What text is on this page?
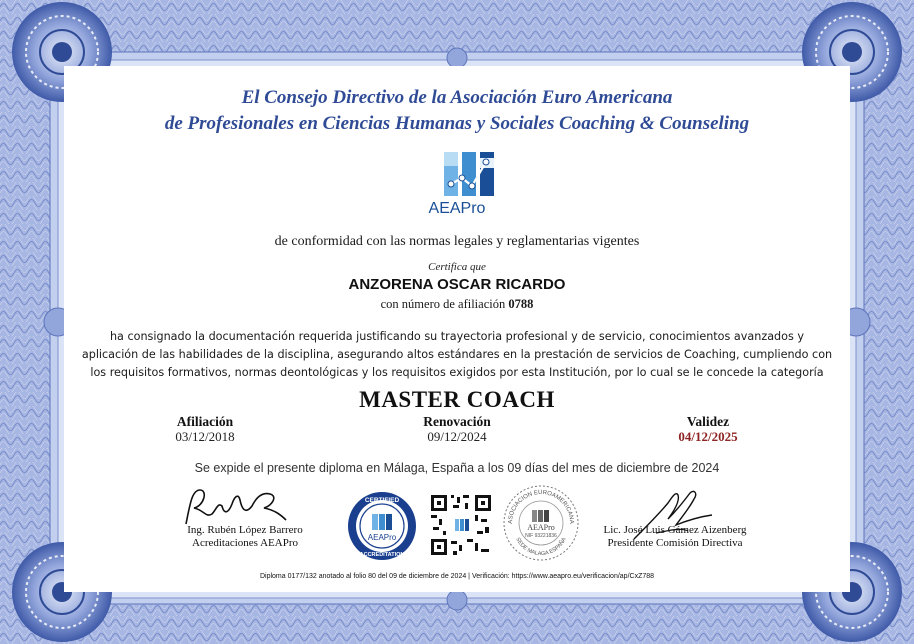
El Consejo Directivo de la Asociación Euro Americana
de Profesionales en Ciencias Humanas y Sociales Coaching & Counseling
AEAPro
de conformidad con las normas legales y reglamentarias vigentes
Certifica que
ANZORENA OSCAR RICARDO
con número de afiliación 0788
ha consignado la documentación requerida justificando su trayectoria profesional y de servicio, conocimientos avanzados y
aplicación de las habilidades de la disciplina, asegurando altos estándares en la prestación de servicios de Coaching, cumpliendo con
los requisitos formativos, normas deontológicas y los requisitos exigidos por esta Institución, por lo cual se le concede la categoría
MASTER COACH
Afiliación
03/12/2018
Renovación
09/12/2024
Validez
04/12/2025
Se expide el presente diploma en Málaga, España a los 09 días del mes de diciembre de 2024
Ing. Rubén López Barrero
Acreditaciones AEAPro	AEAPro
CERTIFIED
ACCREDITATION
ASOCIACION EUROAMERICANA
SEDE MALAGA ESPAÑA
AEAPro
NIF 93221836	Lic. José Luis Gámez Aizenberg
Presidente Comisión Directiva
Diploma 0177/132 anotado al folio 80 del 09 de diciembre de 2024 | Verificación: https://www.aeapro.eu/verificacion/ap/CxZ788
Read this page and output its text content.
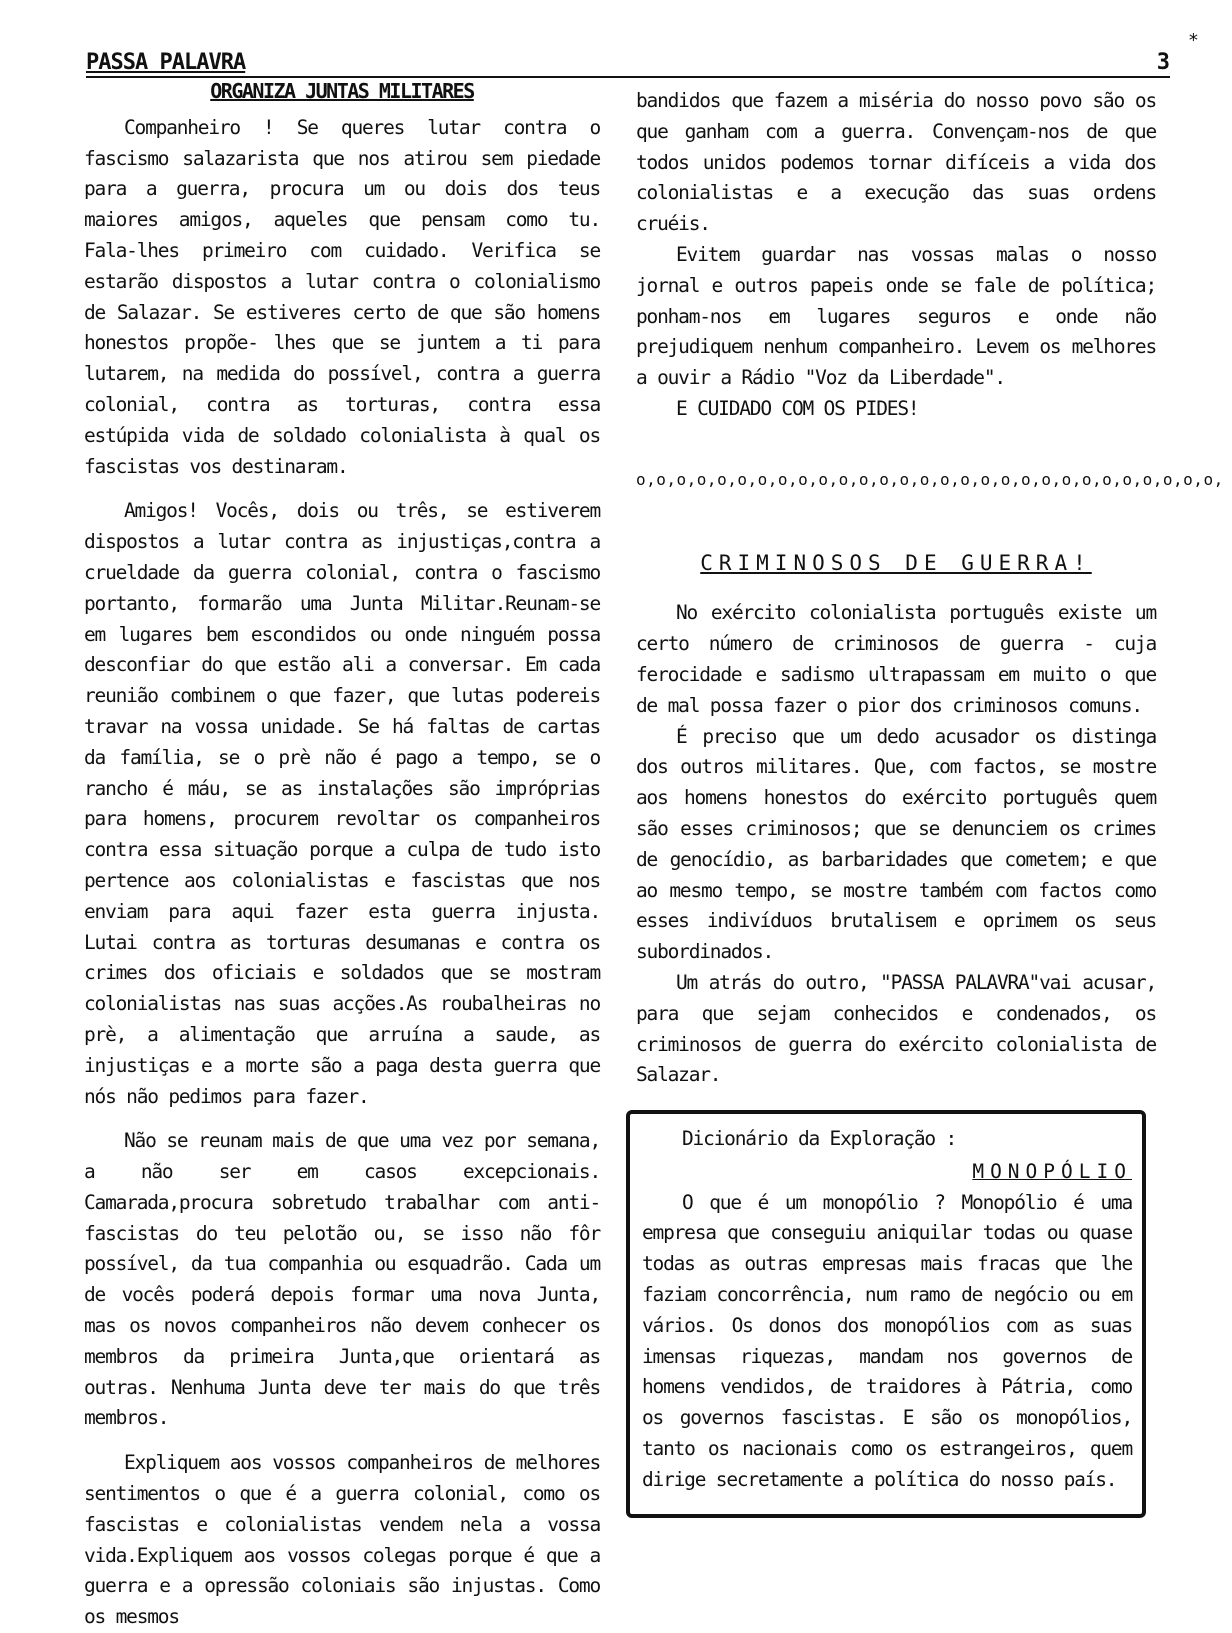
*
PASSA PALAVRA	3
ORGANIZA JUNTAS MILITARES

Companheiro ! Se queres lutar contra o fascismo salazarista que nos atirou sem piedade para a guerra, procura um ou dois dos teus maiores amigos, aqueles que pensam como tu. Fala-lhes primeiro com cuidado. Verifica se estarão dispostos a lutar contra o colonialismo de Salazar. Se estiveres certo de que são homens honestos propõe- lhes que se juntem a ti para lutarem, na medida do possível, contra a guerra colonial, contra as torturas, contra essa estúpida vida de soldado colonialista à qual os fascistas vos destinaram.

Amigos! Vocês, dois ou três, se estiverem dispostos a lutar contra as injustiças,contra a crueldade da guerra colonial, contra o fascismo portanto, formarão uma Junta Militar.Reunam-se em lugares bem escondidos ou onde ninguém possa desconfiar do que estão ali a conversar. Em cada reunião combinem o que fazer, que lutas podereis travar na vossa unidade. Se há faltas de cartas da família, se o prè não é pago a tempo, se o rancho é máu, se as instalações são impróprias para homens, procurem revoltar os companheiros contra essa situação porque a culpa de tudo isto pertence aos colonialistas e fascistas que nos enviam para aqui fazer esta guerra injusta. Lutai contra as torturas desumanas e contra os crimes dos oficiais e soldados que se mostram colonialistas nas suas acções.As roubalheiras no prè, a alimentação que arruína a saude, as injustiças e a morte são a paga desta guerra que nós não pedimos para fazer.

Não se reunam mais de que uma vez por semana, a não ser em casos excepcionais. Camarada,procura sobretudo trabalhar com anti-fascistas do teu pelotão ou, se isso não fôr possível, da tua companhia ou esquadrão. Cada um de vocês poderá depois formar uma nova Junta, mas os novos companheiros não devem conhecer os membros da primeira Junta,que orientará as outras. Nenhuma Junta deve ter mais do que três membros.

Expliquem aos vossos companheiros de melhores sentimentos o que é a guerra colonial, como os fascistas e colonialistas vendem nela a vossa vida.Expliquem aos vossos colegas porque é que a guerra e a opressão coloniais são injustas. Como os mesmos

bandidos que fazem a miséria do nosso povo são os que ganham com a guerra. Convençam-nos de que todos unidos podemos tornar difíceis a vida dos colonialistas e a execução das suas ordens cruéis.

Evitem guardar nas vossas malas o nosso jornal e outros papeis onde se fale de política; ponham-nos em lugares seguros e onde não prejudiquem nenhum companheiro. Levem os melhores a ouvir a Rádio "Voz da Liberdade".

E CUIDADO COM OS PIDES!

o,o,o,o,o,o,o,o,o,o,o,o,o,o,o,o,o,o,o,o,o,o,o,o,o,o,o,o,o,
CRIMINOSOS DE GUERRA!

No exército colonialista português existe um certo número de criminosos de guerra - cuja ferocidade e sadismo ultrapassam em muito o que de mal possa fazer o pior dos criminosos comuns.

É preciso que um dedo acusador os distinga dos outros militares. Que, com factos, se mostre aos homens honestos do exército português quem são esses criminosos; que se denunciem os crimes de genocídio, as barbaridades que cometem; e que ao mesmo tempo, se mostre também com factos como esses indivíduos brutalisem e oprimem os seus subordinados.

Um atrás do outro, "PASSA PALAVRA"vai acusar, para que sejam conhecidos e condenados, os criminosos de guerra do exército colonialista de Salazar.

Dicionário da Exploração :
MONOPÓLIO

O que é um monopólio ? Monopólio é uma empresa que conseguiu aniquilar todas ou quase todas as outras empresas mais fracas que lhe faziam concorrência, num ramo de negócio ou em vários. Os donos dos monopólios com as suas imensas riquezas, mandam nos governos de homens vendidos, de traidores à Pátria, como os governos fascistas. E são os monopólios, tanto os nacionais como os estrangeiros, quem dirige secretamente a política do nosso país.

****************************************

Go through the records and show every line with the string "outras" in it.

**The solution:**
Não se reunam mais de que uma vez por semana, a não ser em casos excepcionais. Camarada,procura sobretudo trabalhar com anti-fascistas do teu pelotão ou, se isso não fôr possível, da tua companhia ou esquadrão. Cada um de vocês poderá depois formar uma nova Junta, mas os novos companheiros não devem conhecer os membros da primeira Junta,que orientará as outras. Nenhuma Junta deve ter mais do que três membros.
O que é um monopólio ? Monopólio é uma empresa que conseguiu aniquilar todas ou quase todas as outras empresas mais fracas que lhe faziam concorrência, num ramo de negócio ou em vários. Os donos dos monopólios com as suas imensas riquezas, mandam nos governos de homens vendidos, de traidores à Pátria, como os governos fascistas. E são os monopólios, tanto os nacionais como os estrangeiros, quem dirige secretamente a política do nosso país.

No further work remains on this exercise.